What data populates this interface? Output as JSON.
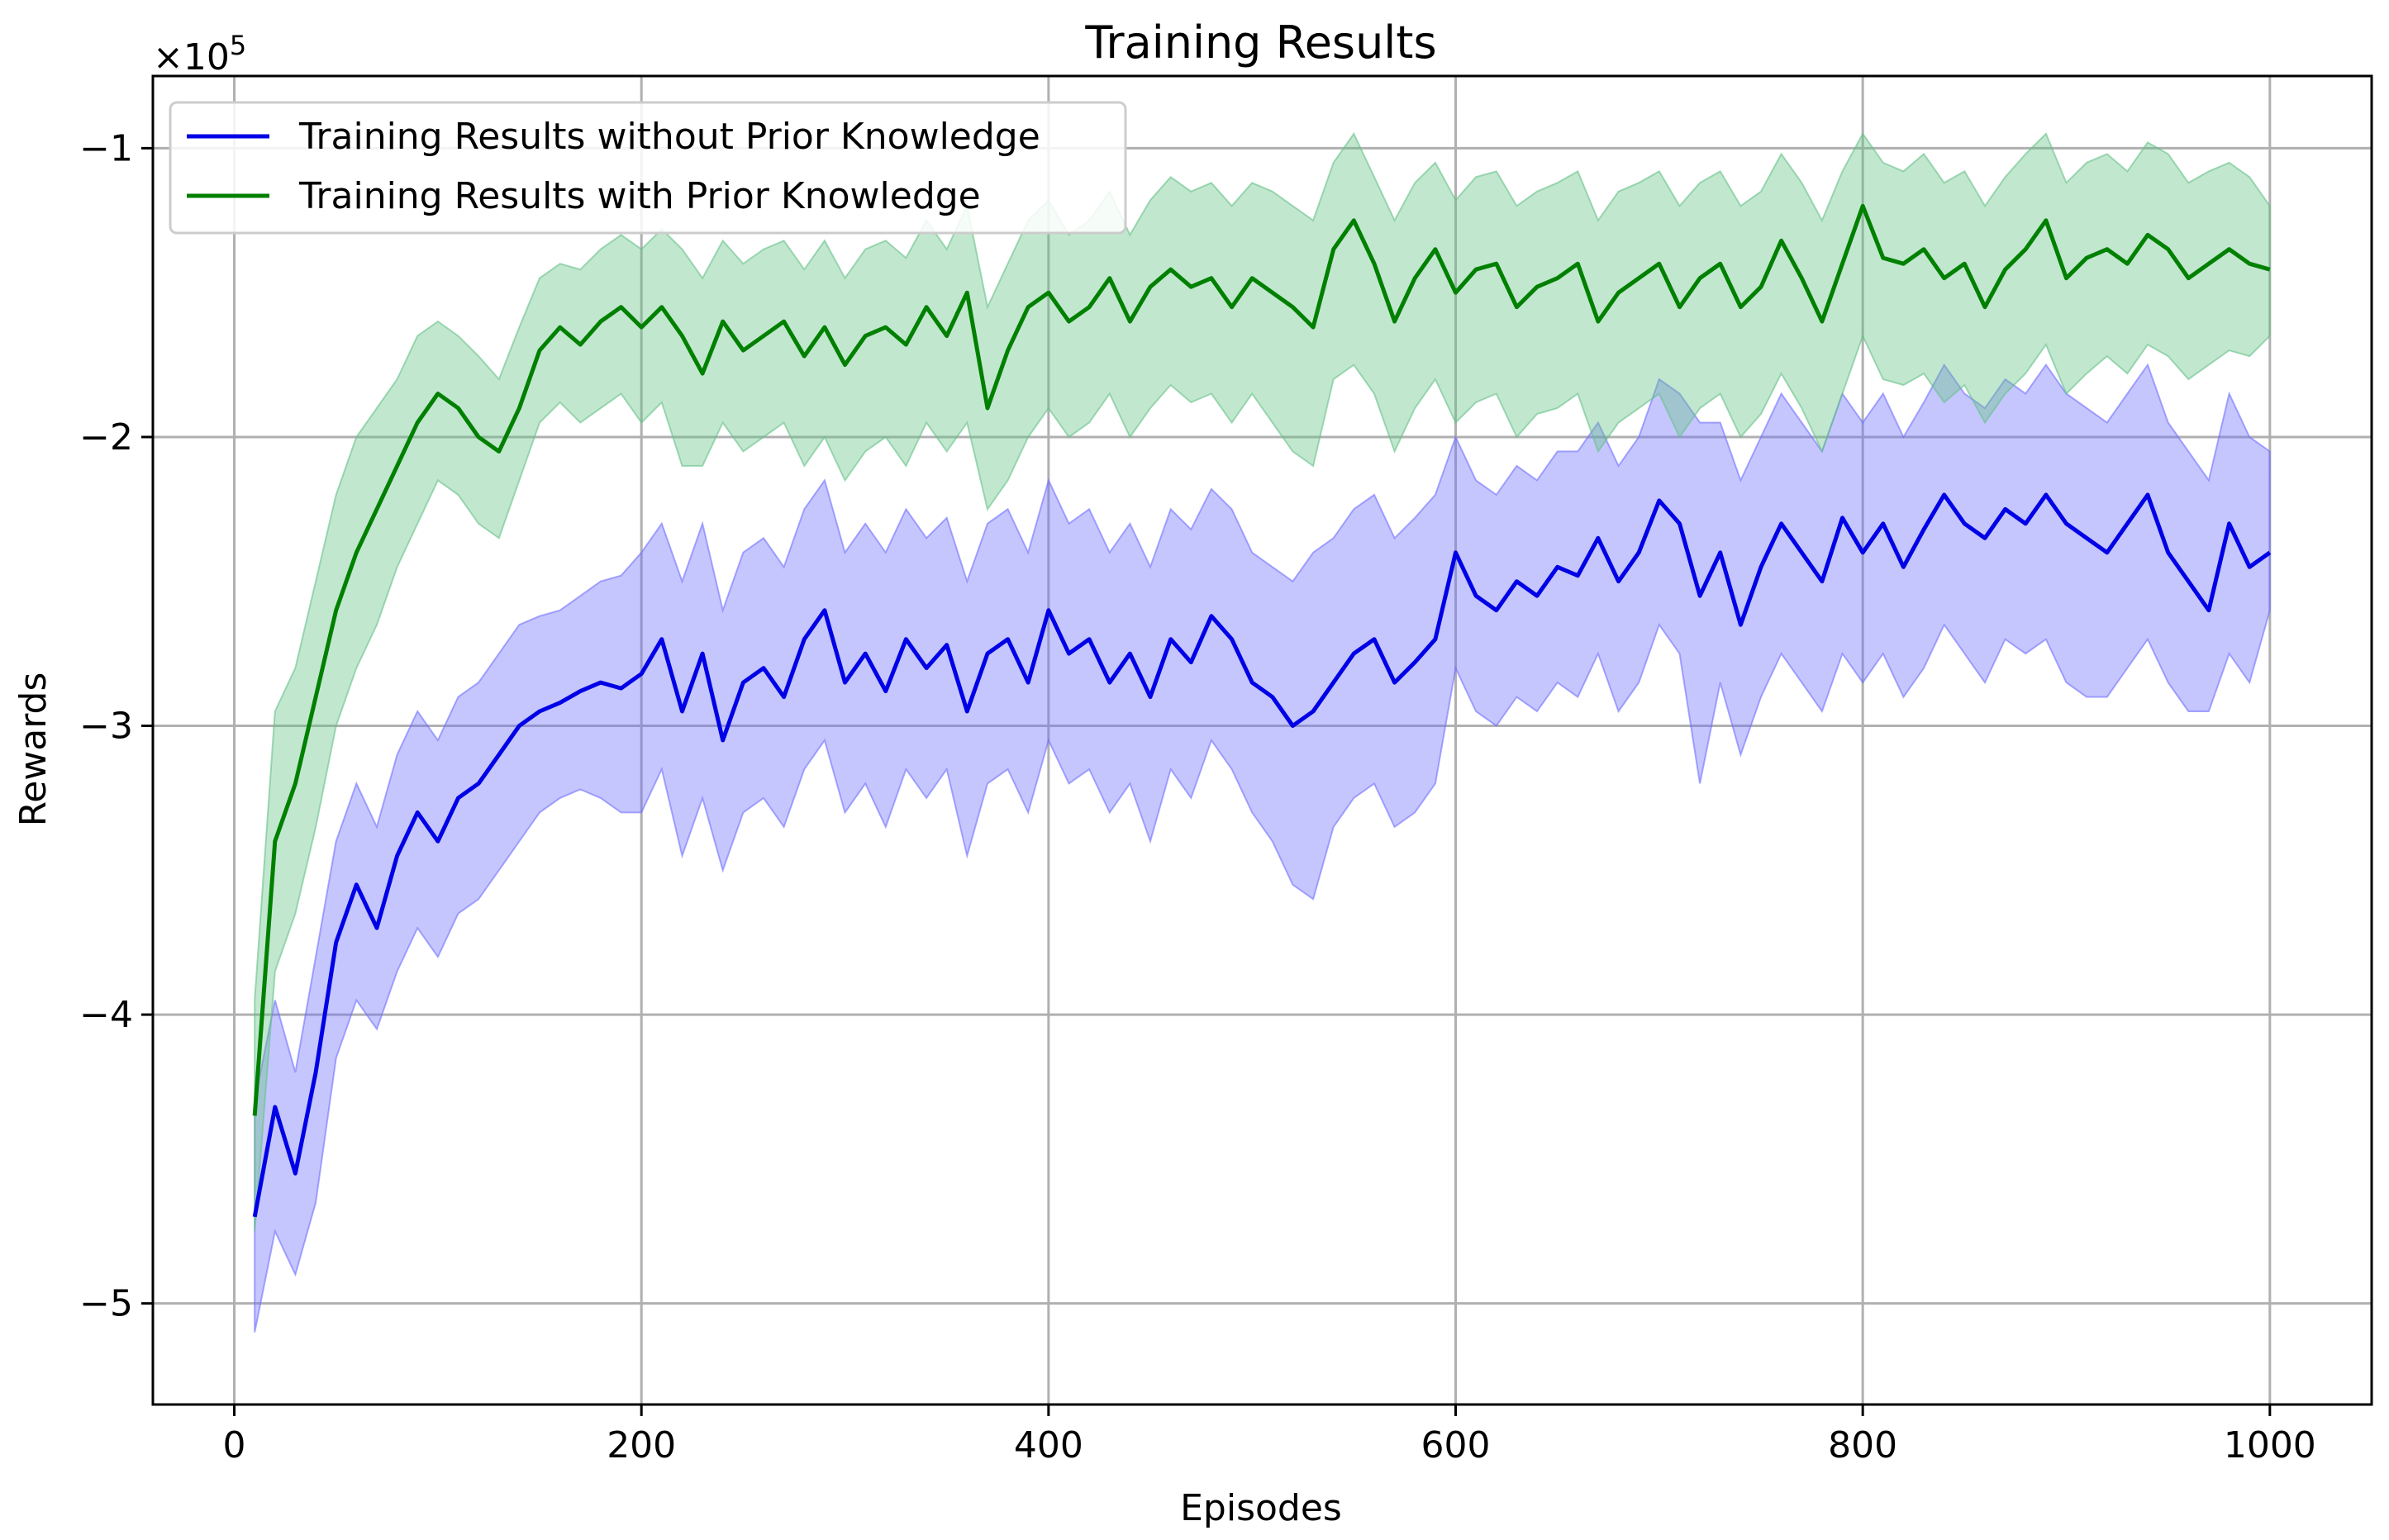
{
  "chart_data": {
    "type": "line",
    "title": "Training Results",
    "xlabel": "Episodes",
    "ylabel": "Rewards",
    "y_scale_label": "×10",
    "y_scale_exponent": "5",
    "xlim": [
      -40,
      1050
    ],
    "ylim": [
      -5.35,
      -0.75
    ],
    "x_ticks": [
      0,
      200,
      400,
      600,
      800,
      1000
    ],
    "x_tick_labels": [
      "0",
      "200",
      "400",
      "600",
      "800",
      "1000"
    ],
    "y_ticks": [
      -5,
      -4,
      -3,
      -2,
      -1
    ],
    "y_tick_labels": [
      "−5",
      "−4",
      "−3",
      "−2",
      "−1"
    ],
    "grid": true,
    "legend_position": "top-left",
    "series": [
      {
        "name": "Training Results without Prior Knowledge",
        "color": "#0000e6",
        "band_color": "#7070ff",
        "x": [
          10,
          20,
          30,
          40,
          50,
          60,
          70,
          80,
          90,
          100,
          110,
          120,
          130,
          140,
          150,
          160,
          170,
          180,
          190,
          200,
          210,
          220,
          230,
          240,
          250,
          260,
          270,
          280,
          290,
          300,
          310,
          320,
          330,
          340,
          350,
          360,
          370,
          380,
          390,
          400,
          410,
          420,
          430,
          440,
          450,
          460,
          470,
          480,
          490,
          500,
          510,
          520,
          530,
          540,
          550,
          560,
          570,
          580,
          590,
          600,
          610,
          620,
          630,
          640,
          650,
          660,
          670,
          680,
          690,
          700,
          710,
          720,
          730,
          740,
          750,
          760,
          770,
          780,
          790,
          800,
          810,
          820,
          830,
          840,
          850,
          860,
          870,
          880,
          890,
          900,
          910,
          920,
          930,
          940,
          950,
          960,
          970,
          980,
          990,
          1000
        ],
        "y": [
          -4.7,
          -4.32,
          -4.55,
          -4.2,
          -3.75,
          -3.55,
          -3.7,
          -3.45,
          -3.3,
          -3.4,
          -3.25,
          -3.2,
          -3.1,
          -3.0,
          -2.95,
          -2.92,
          -2.88,
          -2.85,
          -2.87,
          -2.82,
          -2.7,
          -2.95,
          -2.75,
          -3.05,
          -2.85,
          -2.8,
          -2.9,
          -2.7,
          -2.6,
          -2.85,
          -2.75,
          -2.88,
          -2.7,
          -2.8,
          -2.72,
          -2.95,
          -2.75,
          -2.7,
          -2.85,
          -2.6,
          -2.75,
          -2.7,
          -2.85,
          -2.75,
          -2.9,
          -2.7,
          -2.78,
          -2.62,
          -2.7,
          -2.85,
          -2.9,
          -3.0,
          -2.95,
          -2.85,
          -2.75,
          -2.7,
          -2.85,
          -2.78,
          -2.7,
          -2.4,
          -2.55,
          -2.6,
          -2.5,
          -2.55,
          -2.45,
          -2.48,
          -2.35,
          -2.5,
          -2.4,
          -2.22,
          -2.3,
          -2.55,
          -2.4,
          -2.65,
          -2.45,
          -2.3,
          -2.4,
          -2.5,
          -2.28,
          -2.4,
          -2.3,
          -2.45,
          -2.32,
          -2.2,
          -2.3,
          -2.35,
          -2.25,
          -2.3,
          -2.2,
          -2.3,
          -2.35,
          -2.4,
          -2.3,
          -2.2,
          -2.4,
          -2.5,
          -2.6,
          -2.3,
          -2.45,
          -2.4
        ],
        "band_low": [
          -5.1,
          -4.75,
          -4.9,
          -4.65,
          -4.15,
          -3.95,
          -4.05,
          -3.85,
          -3.7,
          -3.8,
          -3.65,
          -3.6,
          -3.5,
          -3.4,
          -3.3,
          -3.25,
          -3.22,
          -3.25,
          -3.3,
          -3.3,
          -3.15,
          -3.45,
          -3.25,
          -3.5,
          -3.3,
          -3.25,
          -3.35,
          -3.15,
          -3.05,
          -3.3,
          -3.2,
          -3.35,
          -3.15,
          -3.25,
          -3.15,
          -3.45,
          -3.2,
          -3.15,
          -3.3,
          -3.05,
          -3.2,
          -3.15,
          -3.3,
          -3.2,
          -3.4,
          -3.15,
          -3.25,
          -3.05,
          -3.15,
          -3.3,
          -3.4,
          -3.55,
          -3.6,
          -3.35,
          -3.25,
          -3.2,
          -3.35,
          -3.3,
          -3.2,
          -2.8,
          -2.95,
          -3.0,
          -2.9,
          -2.95,
          -2.85,
          -2.9,
          -2.75,
          -2.95,
          -2.85,
          -2.65,
          -2.75,
          -3.2,
          -2.85,
          -3.1,
          -2.9,
          -2.75,
          -2.85,
          -2.95,
          -2.75,
          -2.85,
          -2.75,
          -2.9,
          -2.8,
          -2.65,
          -2.75,
          -2.85,
          -2.7,
          -2.75,
          -2.7,
          -2.85,
          -2.9,
          -2.9,
          -2.8,
          -2.7,
          -2.85,
          -2.95,
          -2.95,
          -2.75,
          -2.85,
          -2.6
        ],
        "band_high": [
          -4.3,
          -3.95,
          -4.2,
          -3.8,
          -3.4,
          -3.2,
          -3.35,
          -3.1,
          -2.95,
          -3.05,
          -2.9,
          -2.85,
          -2.75,
          -2.65,
          -2.62,
          -2.6,
          -2.55,
          -2.5,
          -2.48,
          -2.4,
          -2.3,
          -2.5,
          -2.3,
          -2.6,
          -2.4,
          -2.35,
          -2.45,
          -2.25,
          -2.15,
          -2.4,
          -2.3,
          -2.4,
          -2.25,
          -2.35,
          -2.28,
          -2.5,
          -2.3,
          -2.25,
          -2.4,
          -2.15,
          -2.3,
          -2.25,
          -2.4,
          -2.3,
          -2.45,
          -2.25,
          -2.32,
          -2.18,
          -2.25,
          -2.4,
          -2.45,
          -2.5,
          -2.4,
          -2.35,
          -2.25,
          -2.2,
          -2.35,
          -2.28,
          -2.2,
          -2.0,
          -2.15,
          -2.2,
          -2.1,
          -2.15,
          -2.05,
          -2.05,
          -1.95,
          -2.1,
          -2.0,
          -1.8,
          -1.85,
          -1.95,
          -1.95,
          -2.15,
          -2.0,
          -1.85,
          -1.95,
          -2.05,
          -1.85,
          -1.95,
          -1.85,
          -2.0,
          -1.88,
          -1.75,
          -1.85,
          -1.9,
          -1.8,
          -1.85,
          -1.75,
          -1.85,
          -1.9,
          -1.95,
          -1.85,
          -1.75,
          -1.95,
          -2.05,
          -2.15,
          -1.85,
          -2.0,
          -2.05
        ]
      },
      {
        "name": "Training Results with Prior Knowledge",
        "color": "#008000",
        "band_color": "#66c288",
        "x": [
          10,
          20,
          30,
          40,
          50,
          60,
          70,
          80,
          90,
          100,
          110,
          120,
          130,
          140,
          150,
          160,
          170,
          180,
          190,
          200,
          210,
          220,
          230,
          240,
          250,
          260,
          270,
          280,
          290,
          300,
          310,
          320,
          330,
          340,
          350,
          360,
          370,
          380,
          390,
          400,
          410,
          420,
          430,
          440,
          450,
          460,
          470,
          480,
          490,
          500,
          510,
          520,
          530,
          540,
          550,
          560,
          570,
          580,
          590,
          600,
          610,
          620,
          630,
          640,
          650,
          660,
          670,
          680,
          690,
          700,
          710,
          720,
          730,
          740,
          750,
          760,
          770,
          780,
          790,
          800,
          810,
          820,
          830,
          840,
          850,
          860,
          870,
          880,
          890,
          900,
          910,
          920,
          930,
          940,
          950,
          960,
          970,
          980,
          990,
          1000
        ],
        "y": [
          -4.35,
          -3.4,
          -3.2,
          -2.9,
          -2.6,
          -2.4,
          -2.25,
          -2.1,
          -1.95,
          -1.85,
          -1.9,
          -2.0,
          -2.05,
          -1.9,
          -1.7,
          -1.62,
          -1.68,
          -1.6,
          -1.55,
          -1.62,
          -1.55,
          -1.65,
          -1.78,
          -1.6,
          -1.7,
          -1.65,
          -1.6,
          -1.72,
          -1.62,
          -1.75,
          -1.65,
          -1.62,
          -1.68,
          -1.55,
          -1.65,
          -1.5,
          -1.9,
          -1.7,
          -1.55,
          -1.5,
          -1.6,
          -1.55,
          -1.45,
          -1.6,
          -1.48,
          -1.42,
          -1.48,
          -1.45,
          -1.55,
          -1.45,
          -1.5,
          -1.55,
          -1.62,
          -1.35,
          -1.25,
          -1.4,
          -1.6,
          -1.45,
          -1.35,
          -1.5,
          -1.42,
          -1.4,
          -1.55,
          -1.48,
          -1.45,
          -1.4,
          -1.6,
          -1.5,
          -1.45,
          -1.4,
          -1.55,
          -1.45,
          -1.4,
          -1.55,
          -1.48,
          -1.32,
          -1.45,
          -1.6,
          -1.4,
          -1.2,
          -1.38,
          -1.4,
          -1.35,
          -1.45,
          -1.4,
          -1.55,
          -1.42,
          -1.35,
          -1.25,
          -1.45,
          -1.38,
          -1.35,
          -1.4,
          -1.3,
          -1.35,
          -1.45,
          -1.4,
          -1.35,
          -1.4,
          -1.42
        ],
        "band_low": [
          -4.75,
          -3.85,
          -3.65,
          -3.35,
          -3.0,
          -2.8,
          -2.65,
          -2.45,
          -2.3,
          -2.15,
          -2.2,
          -2.3,
          -2.35,
          -2.15,
          -1.95,
          -1.88,
          -1.95,
          -1.9,
          -1.85,
          -1.95,
          -1.88,
          -2.1,
          -2.1,
          -1.95,
          -2.05,
          -2.0,
          -1.95,
          -2.1,
          -2.0,
          -2.15,
          -2.05,
          -2.0,
          -2.1,
          -1.95,
          -2.05,
          -1.95,
          -2.25,
          -2.15,
          -2.0,
          -1.9,
          -2.0,
          -1.95,
          -1.85,
          -2.0,
          -1.9,
          -1.82,
          -1.88,
          -1.85,
          -1.95,
          -1.85,
          -1.95,
          -2.05,
          -2.1,
          -1.8,
          -1.75,
          -1.85,
          -2.05,
          -1.9,
          -1.8,
          -1.95,
          -1.88,
          -1.85,
          -2.0,
          -1.92,
          -1.9,
          -1.85,
          -2.05,
          -1.95,
          -1.9,
          -1.85,
          -2.0,
          -1.9,
          -1.85,
          -2.0,
          -1.92,
          -1.78,
          -1.9,
          -2.05,
          -1.85,
          -1.65,
          -1.8,
          -1.82,
          -1.78,
          -1.88,
          -1.82,
          -1.95,
          -1.85,
          -1.78,
          -1.68,
          -1.85,
          -1.78,
          -1.72,
          -1.78,
          -1.68,
          -1.72,
          -1.8,
          -1.75,
          -1.7,
          -1.72,
          -1.65
        ],
        "band_high": [
          -3.95,
          -2.95,
          -2.8,
          -2.5,
          -2.2,
          -2.0,
          -1.9,
          -1.8,
          -1.65,
          -1.6,
          -1.65,
          -1.72,
          -1.8,
          -1.62,
          -1.45,
          -1.4,
          -1.42,
          -1.35,
          -1.3,
          -1.35,
          -1.28,
          -1.35,
          -1.45,
          -1.32,
          -1.4,
          -1.35,
          -1.32,
          -1.42,
          -1.32,
          -1.45,
          -1.35,
          -1.32,
          -1.38,
          -1.25,
          -1.35,
          -1.2,
          -1.55,
          -1.4,
          -1.25,
          -1.18,
          -1.3,
          -1.25,
          -1.15,
          -1.3,
          -1.18,
          -1.1,
          -1.15,
          -1.12,
          -1.2,
          -1.12,
          -1.15,
          -1.2,
          -1.25,
          -1.05,
          -0.95,
          -1.1,
          -1.25,
          -1.12,
          -1.05,
          -1.18,
          -1.1,
          -1.08,
          -1.2,
          -1.15,
          -1.12,
          -1.08,
          -1.25,
          -1.15,
          -1.12,
          -1.08,
          -1.2,
          -1.12,
          -1.08,
          -1.2,
          -1.15,
          -1.02,
          -1.12,
          -1.25,
          -1.08,
          -0.95,
          -1.05,
          -1.08,
          -1.02,
          -1.12,
          -1.08,
          -1.2,
          -1.1,
          -1.02,
          -0.95,
          -1.12,
          -1.05,
          -1.02,
          -1.08,
          -0.98,
          -1.02,
          -1.12,
          -1.08,
          -1.05,
          -1.1,
          -1.2
        ]
      }
    ]
  }
}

########################################

Select and copy every line from the records that includes the word "Results".

Solution to the exercise
    "title": "Training Results",
        "name": "Training Results without Prior Knowledge",
        "name": "Training Results with Prior Knowledge",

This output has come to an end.